ただ塞ぐだけでは不親切だと考えたのか、わざわざ交差点にこんな標識が取り付けられている。
←1.7km先通行止
通り抜けできません
なぜ“通り抜けできないのはまだ先”であるにもかかわらず封鎖してあるのか分からないが(←屁理屈)、とりあえず県道不通区間がここから始まるのだ。
バリケードはロープなどでガードレールに固定され、先の栃木県内における県道28号の不通区間よりも強固に塞がれている。
一度は車道として開通したはずの道だ。何をそこまでして塞ぎたいのか、堅牢にバリアされればされるほど余計に気になるものだ。
右の写真は、交差点から日輪寺を遠望したもの。亭々と杉の巨木が茂る中に、僧坊と思しき青い屋根が見えていた。
あそこへ通じる車道としては、今辿ってきた道より他にない。
故に、ここまでの道は県道248の唯一、“意味のある”開通区間となっている。
県道は、バリケードの10mほど先で180度進路を反転させ、それから、直前に走った本線と逆方向に少し併走してから、一気に“腐沢”という近づきたくない名前の谷へと降りてゆく。
道は分岐地点で塞がれてはいるのだが、この写真の左に写っているのはバリケード手前の本線であるからして…、少し車高のある車ならば容…モガモガ
封鎖区間に入ったが、今のところ何ら道に異常なところはない。
ガードレールも標識も、舗装も白線もいたって普通の、近代的な山岳道路のそれである。
ただひとつ変わっているところといえば、全く車通りが無いと言うことだけだ。
右手に腐沢の谷筋を見下ろしながら、どんどんと下って行く。
平均して5%は下らない急勾配が、二つ三つと小刻みなカーブを加えながら、ひとときも途切れずに続いている。
…それ以外に、特にコメントは思い浮かばない。
つまらないわけではなく、例によってダウンヒルの快感がね…笑。
えー。
下っていきます。
はい。
桜の木の生命力に感動を覚えた。
ガードレールの外に並木よろしく植えられた桜の根元に、ゴムタイヤがぎっちりはまっている。
誰かの悪戯としか考えられないが、相当に年月を経ているのだろう。(とても現在の舗装路と同じ年齢とは思えない)
いまではその直径以上に幹が生長しており、タイヤの方がはち切れんばかりに変形している。
しかし、これからどうなるのかは不明…。
いくら桜の木が生長しようとしても、タイヤを引きちぎるほどの力があるかどうか。
ゴムが劣化して千切れるとの、桜の寿命のどちらが先か。 といった感じだ。
あなどれねーな!
八溝山!
これは、かの塩那道路をも彷彿とさせる、アグレッシブな立体的線形!

提供情報 ▸
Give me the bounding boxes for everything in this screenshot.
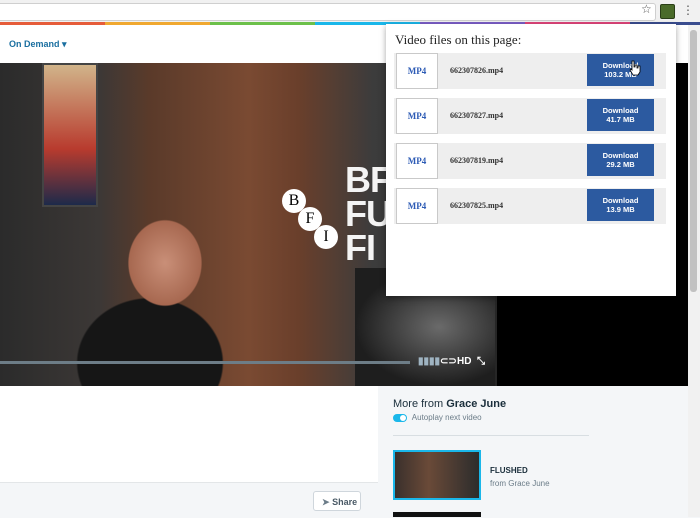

指示内容 ▸ 上の抜粋文のうち、「ガードレールも標識も、舗装も白線もいたって普通の、近代的な山岳道路のそれである。」から「つまらないわけではなく、例によってダウンヒルの快感がね…笑。」までを、末尾の語句も含めて一字一句違えずに書き写してください。

解答 ▸
ガードレールも標識も、舗装も白線もいたって普通の、近代的な山岳道路のそれである。
ただひとつ変わっているところといえば、全く車通りが無いと言うことだけだ。
右手に腐沢の谷筋を見下ろしながら、どんどんと下って行く。
平均して5%は下らない急勾配が、二つ三つと小刻みなカーブを加えながら、ひとときも途切れずに続いている。
…それ以外に、特にコメントは思い浮かばない。
つまらないわけではなく、例によってダウンヒルの快感がね…笑。